> **WHAT IS ASKED**
Say how many lines contain the word "this" and give no other text.

○ ○ ○ ○

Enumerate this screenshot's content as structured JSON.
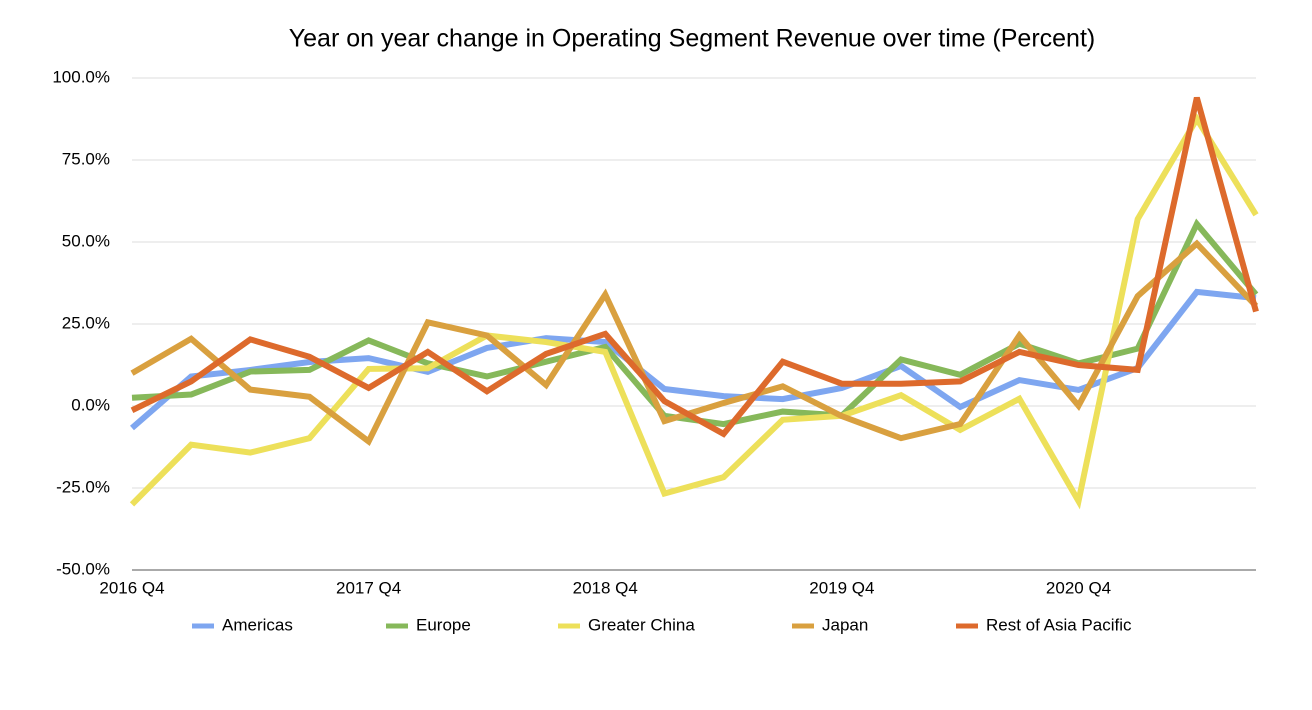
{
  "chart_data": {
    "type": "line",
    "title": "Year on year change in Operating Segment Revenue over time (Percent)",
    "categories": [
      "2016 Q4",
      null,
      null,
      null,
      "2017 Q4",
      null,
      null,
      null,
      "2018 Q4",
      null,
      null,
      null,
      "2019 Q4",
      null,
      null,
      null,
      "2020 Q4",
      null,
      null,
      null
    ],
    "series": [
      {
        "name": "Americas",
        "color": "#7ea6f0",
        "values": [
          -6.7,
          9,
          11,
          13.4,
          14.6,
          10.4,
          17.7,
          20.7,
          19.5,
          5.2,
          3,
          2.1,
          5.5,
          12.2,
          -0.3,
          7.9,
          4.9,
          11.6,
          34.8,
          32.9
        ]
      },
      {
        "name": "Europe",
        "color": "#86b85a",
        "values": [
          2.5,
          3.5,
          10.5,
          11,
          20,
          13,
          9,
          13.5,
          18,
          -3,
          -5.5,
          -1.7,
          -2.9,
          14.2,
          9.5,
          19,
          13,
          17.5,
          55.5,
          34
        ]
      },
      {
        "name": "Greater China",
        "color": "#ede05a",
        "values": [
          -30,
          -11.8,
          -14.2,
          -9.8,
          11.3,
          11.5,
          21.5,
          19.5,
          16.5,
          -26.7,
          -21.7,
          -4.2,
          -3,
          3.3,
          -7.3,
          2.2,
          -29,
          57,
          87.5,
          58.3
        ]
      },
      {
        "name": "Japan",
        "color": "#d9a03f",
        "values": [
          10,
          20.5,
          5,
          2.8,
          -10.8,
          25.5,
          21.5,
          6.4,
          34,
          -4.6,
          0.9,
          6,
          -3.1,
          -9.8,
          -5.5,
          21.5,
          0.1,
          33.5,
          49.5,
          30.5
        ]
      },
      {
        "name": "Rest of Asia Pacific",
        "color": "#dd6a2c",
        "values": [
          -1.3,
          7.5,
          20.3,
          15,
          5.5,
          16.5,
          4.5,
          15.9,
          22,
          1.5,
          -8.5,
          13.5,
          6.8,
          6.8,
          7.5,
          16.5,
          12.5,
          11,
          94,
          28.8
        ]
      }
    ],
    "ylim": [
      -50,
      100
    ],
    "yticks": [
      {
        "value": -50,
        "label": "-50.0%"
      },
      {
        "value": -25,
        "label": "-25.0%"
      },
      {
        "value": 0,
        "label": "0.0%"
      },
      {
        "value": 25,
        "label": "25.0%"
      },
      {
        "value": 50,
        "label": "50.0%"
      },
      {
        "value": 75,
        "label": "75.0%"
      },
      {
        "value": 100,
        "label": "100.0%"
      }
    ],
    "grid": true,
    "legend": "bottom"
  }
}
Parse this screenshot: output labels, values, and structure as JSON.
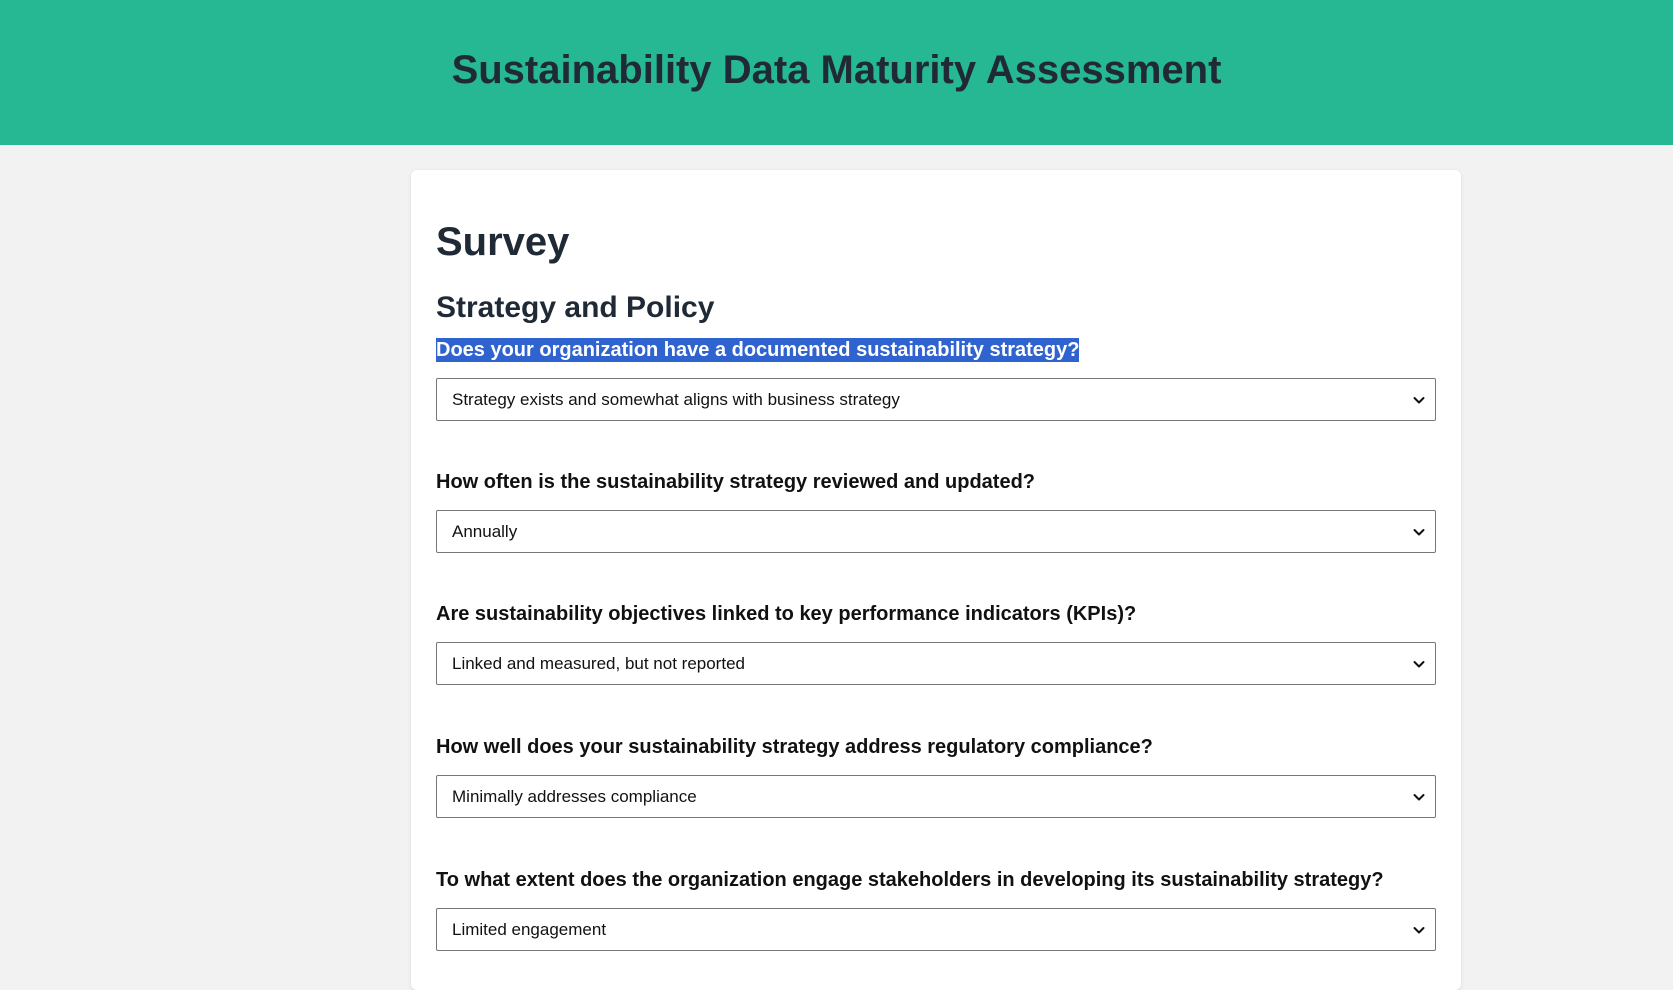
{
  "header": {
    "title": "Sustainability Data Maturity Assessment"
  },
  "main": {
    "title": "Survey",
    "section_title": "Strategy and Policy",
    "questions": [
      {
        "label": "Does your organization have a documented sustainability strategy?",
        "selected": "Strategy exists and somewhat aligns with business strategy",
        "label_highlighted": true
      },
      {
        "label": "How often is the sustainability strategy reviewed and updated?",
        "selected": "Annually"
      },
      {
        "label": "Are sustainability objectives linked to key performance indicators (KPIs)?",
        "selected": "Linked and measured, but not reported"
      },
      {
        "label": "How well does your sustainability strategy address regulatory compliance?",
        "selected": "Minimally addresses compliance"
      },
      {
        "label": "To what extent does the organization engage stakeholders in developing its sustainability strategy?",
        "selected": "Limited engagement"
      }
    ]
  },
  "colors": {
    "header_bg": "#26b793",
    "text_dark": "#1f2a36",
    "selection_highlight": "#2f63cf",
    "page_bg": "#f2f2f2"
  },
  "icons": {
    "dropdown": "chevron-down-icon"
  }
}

○ ○ ○ ○

> **ANSWER**
2